GOAL OF THE EXERCISE: Search the material and gather each line with "specific" in it.

[start of SUPPLIED RECORDS]

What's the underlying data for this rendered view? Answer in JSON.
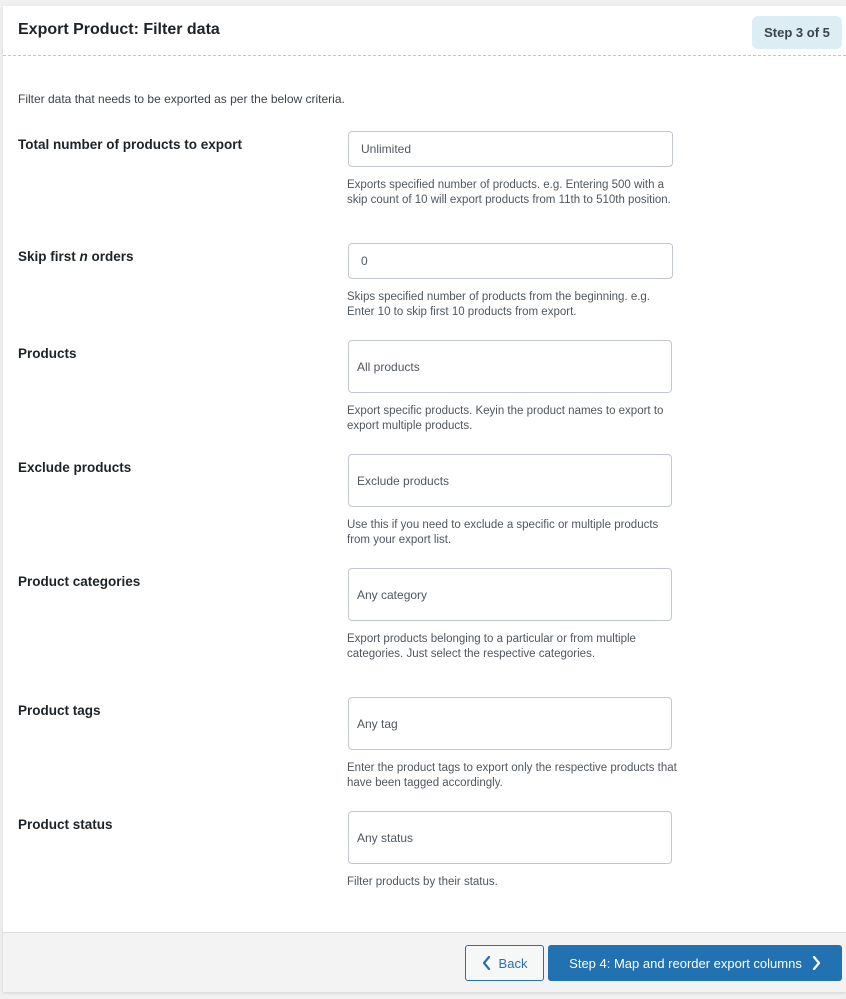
{
  "header": {
    "title": "Export Product: Filter data",
    "step_badge": "Step 3 of 5"
  },
  "intro": "Filter data that needs to be exported as per the below criteria.",
  "rows": [
    {
      "label": "Total number of products to export",
      "field_value": "Unlimited",
      "help": "Exports specified number of products. e.g. Entering 500 with a skip count of 10 will export products from 11th to 510th position."
    },
    {
      "label_pre": "Skip first ",
      "label_em": "n",
      "label_post": " orders",
      "field_value": "0",
      "help": "Skips specified number of products from the beginning. e.g. Enter 10 to skip first 10 products from export."
    },
    {
      "label": "Products",
      "field_placeholder": "All products",
      "help": "Export specific products. Keyin the product names to export to export multiple products."
    },
    {
      "label": "Exclude products",
      "field_placeholder": "Exclude products",
      "help": "Use this if you need to exclude a specific or multiple products from your export list."
    },
    {
      "label": "Product categories",
      "field_placeholder": "Any category",
      "help": "Export products belonging to a particular or from multiple categories. Just select the respective categories."
    },
    {
      "label": "Product tags",
      "field_placeholder": "Any tag",
      "help": "Enter the product tags to export only the respective products that have been tagged accordingly."
    },
    {
      "label": "Product status",
      "field_placeholder": "Any status",
      "help": "Filter products by their status."
    }
  ],
  "footer": {
    "back_label": "Back",
    "next_label": "Step 4: Map and reorder export columns"
  },
  "colors": {
    "primary": "#2271b1",
    "badge_bg": "#dcedf4",
    "footer_bg": "#f3f3f3"
  }
}
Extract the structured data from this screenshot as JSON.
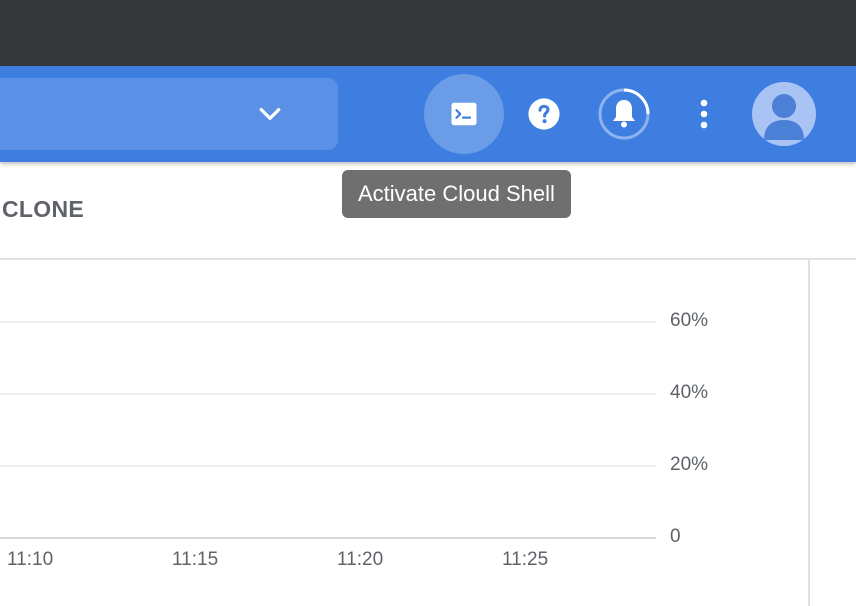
{
  "header": {
    "colors": {
      "bar": "#3e7ee0",
      "top_strip": "#35363a"
    },
    "search": {
      "chevron_icon": "chevron-down-icon"
    },
    "actions": {
      "shell_icon": "cloud-shell-icon",
      "help_icon": "help-icon",
      "notifications_icon": "bell-icon",
      "more_icon": "more-vert-icon",
      "avatar_icon": "avatar-icon"
    }
  },
  "tooltip": {
    "text": "Activate Cloud Shell"
  },
  "tabs": {
    "clone_label": "CLONE"
  },
  "chart_data": {
    "type": "line",
    "x_ticks": [
      "11:10",
      "11:15",
      "11:20",
      "11:25"
    ],
    "y_ticks": [
      "60%",
      "40%",
      "20%",
      "0"
    ],
    "y_range": [
      0,
      60
    ],
    "grid": true,
    "series": []
  }
}
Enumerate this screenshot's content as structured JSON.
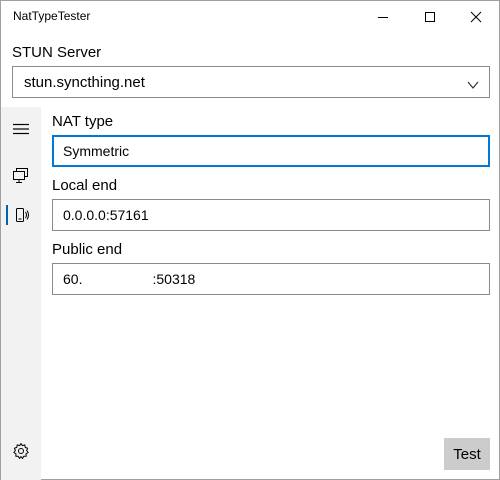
{
  "window": {
    "title": "NatTypeTester"
  },
  "server": {
    "label": "STUN Server",
    "value": "stun.syncthing.net"
  },
  "nav": {
    "icons": [
      "hamburger-icon",
      "monitor-icon",
      "device-icon",
      "settings-icon"
    ],
    "selected": "device",
    "accent": "#0063b1"
  },
  "fields": {
    "nat_type": {
      "label": "NAT type",
      "value": "Symmetric"
    },
    "local_end": {
      "label": "Local end",
      "value": "0.0.0.0:57161"
    },
    "public_end": {
      "label": "Public end",
      "value": "60.                  :50318"
    }
  },
  "actions": {
    "test_label": "Test"
  },
  "colors": {
    "focus_border": "#0078d7",
    "sidebar_bg": "#f2f2f2",
    "button_bg": "#cccccc"
  }
}
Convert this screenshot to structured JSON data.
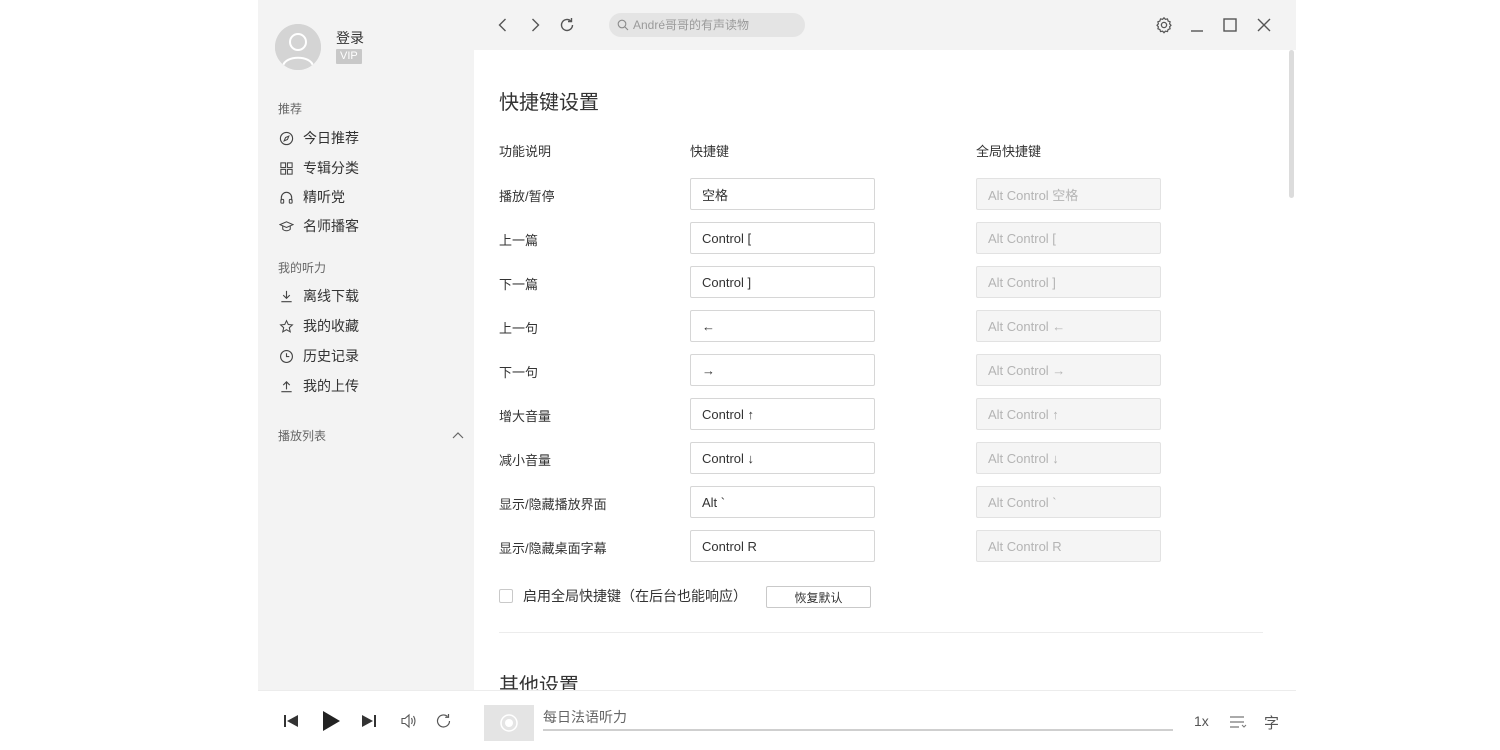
{
  "user": {
    "login_label": "登录",
    "vip_badge": "VIP"
  },
  "sidebar": {
    "section_recommend": "推荐",
    "recommend_items": [
      {
        "label": "今日推荐",
        "icon": "compass-icon"
      },
      {
        "label": "专辑分类",
        "icon": "grid-icon"
      },
      {
        "label": "精听党",
        "icon": "headphones-icon"
      },
      {
        "label": "名师播客",
        "icon": "graduation-cap-icon"
      }
    ],
    "section_mine": "我的听力",
    "mine_items": [
      {
        "label": "离线下载",
        "icon": "download-icon"
      },
      {
        "label": "我的收藏",
        "icon": "star-icon"
      },
      {
        "label": "历史记录",
        "icon": "clock-icon"
      },
      {
        "label": "我的上传",
        "icon": "upload-icon"
      }
    ],
    "playlist_label": "播放列表"
  },
  "topbar": {
    "search_placeholder": "André哥哥的有声读物"
  },
  "settings": {
    "title": "快捷键设置",
    "col_function": "功能说明",
    "col_shortcut": "快捷键",
    "col_global": "全局快捷键",
    "rows": [
      {
        "label": "播放/暂停",
        "shortcut": "空格",
        "global": "Alt Control 空格"
      },
      {
        "label": "上一篇",
        "shortcut": "Control [",
        "global": "Alt Control ["
      },
      {
        "label": "下一篇",
        "shortcut": "Control ]",
        "global": "Alt Control ]"
      },
      {
        "label": "上一句",
        "shortcut": "←",
        "global": "Alt Control ←"
      },
      {
        "label": "下一句",
        "shortcut": "→",
        "global": "Alt Control →"
      },
      {
        "label": "增大音量",
        "shortcut": "Control ↑",
        "global": "Alt Control ↑"
      },
      {
        "label": "减小音量",
        "shortcut": "Control ↓",
        "global": "Alt Control ↓"
      },
      {
        "label": "显示/隐藏播放界面",
        "shortcut": "Alt `",
        "global": "Alt Control `"
      },
      {
        "label": "显示/隐藏桌面字幕",
        "shortcut": "Control R",
        "global": "Alt Control R"
      }
    ],
    "enable_global_label": "启用全局快捷键（在后台也能响应）",
    "enable_global_checked": false,
    "reset_label": "恢复默认",
    "other_title": "其他设置"
  },
  "player": {
    "track_title": "每日法语听力",
    "speed": "1x",
    "subtitle_label": "字",
    "progress": 0
  },
  "colors": {
    "sidebar_bg": "#f3f3f3",
    "text": "#333333",
    "muted": "#999999"
  }
}
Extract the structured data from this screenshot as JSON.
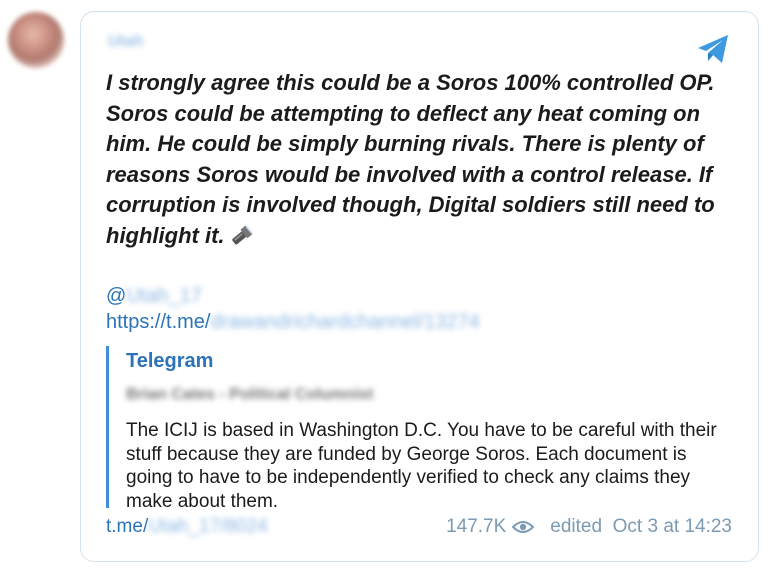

[end of SUPPLIED RECORDS]

FINISHED ANSWER:
      "help": "Export specific products. Keyin the product names to export to export multiple products."
      "help": "Use this if you need to exclude a specific or multiple products from your export list."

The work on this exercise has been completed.